AVAILABLE RECORDS =
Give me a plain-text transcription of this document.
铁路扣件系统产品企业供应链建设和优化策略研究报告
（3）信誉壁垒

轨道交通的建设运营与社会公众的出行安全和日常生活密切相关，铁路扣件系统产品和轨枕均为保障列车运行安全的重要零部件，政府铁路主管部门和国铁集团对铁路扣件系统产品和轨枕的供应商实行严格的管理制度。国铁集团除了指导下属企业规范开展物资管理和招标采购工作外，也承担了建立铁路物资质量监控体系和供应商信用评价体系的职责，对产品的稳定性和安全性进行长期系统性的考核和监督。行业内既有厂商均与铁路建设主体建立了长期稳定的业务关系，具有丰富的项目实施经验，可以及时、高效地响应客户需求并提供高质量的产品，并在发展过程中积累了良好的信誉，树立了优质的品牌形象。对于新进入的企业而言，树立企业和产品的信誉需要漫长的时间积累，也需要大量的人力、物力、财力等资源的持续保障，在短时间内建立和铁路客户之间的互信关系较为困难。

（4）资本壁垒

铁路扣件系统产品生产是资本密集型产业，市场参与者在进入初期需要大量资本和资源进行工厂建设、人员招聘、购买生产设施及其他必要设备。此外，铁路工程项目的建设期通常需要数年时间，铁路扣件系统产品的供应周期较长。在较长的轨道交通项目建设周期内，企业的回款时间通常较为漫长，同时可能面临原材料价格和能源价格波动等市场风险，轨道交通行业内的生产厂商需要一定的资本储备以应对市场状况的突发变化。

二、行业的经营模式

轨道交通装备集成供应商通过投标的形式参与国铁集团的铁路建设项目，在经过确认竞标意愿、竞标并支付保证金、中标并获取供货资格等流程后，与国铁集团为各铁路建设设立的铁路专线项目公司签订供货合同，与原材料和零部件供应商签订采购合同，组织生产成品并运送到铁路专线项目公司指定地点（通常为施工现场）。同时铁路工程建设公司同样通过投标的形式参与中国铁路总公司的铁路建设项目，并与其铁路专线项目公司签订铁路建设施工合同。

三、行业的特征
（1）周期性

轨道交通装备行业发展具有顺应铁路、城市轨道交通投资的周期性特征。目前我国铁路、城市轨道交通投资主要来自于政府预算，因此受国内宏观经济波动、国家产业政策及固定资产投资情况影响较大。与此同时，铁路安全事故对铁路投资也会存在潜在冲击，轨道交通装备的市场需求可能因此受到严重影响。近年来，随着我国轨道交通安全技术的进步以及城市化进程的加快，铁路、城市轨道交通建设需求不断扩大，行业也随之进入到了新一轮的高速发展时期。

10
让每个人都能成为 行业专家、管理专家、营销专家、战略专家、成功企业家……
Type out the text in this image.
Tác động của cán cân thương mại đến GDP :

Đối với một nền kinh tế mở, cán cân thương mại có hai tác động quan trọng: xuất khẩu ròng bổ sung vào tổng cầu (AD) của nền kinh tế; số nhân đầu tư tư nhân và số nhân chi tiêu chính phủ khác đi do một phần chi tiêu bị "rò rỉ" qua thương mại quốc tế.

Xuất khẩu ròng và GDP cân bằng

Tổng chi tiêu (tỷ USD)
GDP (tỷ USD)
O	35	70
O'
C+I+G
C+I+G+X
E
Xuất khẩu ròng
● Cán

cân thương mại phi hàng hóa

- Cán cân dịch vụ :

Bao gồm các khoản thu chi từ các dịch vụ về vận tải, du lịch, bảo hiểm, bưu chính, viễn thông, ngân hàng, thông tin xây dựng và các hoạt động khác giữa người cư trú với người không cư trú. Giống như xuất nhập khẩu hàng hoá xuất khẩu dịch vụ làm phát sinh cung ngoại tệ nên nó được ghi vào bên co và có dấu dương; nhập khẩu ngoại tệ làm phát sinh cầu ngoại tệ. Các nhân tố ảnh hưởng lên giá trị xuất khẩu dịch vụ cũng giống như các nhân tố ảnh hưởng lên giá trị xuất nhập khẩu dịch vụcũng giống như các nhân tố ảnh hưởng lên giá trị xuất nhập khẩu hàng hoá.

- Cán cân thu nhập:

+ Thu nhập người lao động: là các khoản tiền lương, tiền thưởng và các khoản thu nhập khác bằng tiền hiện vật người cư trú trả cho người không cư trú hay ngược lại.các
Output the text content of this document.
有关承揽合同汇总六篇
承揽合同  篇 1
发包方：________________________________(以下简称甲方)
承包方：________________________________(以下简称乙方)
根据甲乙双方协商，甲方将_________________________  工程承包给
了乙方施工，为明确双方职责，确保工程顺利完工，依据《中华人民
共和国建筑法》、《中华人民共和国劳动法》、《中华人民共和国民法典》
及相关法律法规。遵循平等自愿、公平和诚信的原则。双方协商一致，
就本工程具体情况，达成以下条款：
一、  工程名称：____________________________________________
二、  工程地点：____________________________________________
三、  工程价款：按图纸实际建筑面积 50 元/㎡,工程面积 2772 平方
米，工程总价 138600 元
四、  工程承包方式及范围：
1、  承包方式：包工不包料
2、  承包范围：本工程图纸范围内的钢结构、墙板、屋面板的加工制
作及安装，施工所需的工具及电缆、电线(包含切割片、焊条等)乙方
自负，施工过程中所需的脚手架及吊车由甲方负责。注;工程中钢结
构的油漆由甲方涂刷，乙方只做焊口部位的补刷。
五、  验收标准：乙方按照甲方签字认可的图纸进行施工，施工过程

PROMPT = Scan the entries above and work out how many lines include the word "this"; the reply is that number alone.

TASK RESPONSE = 3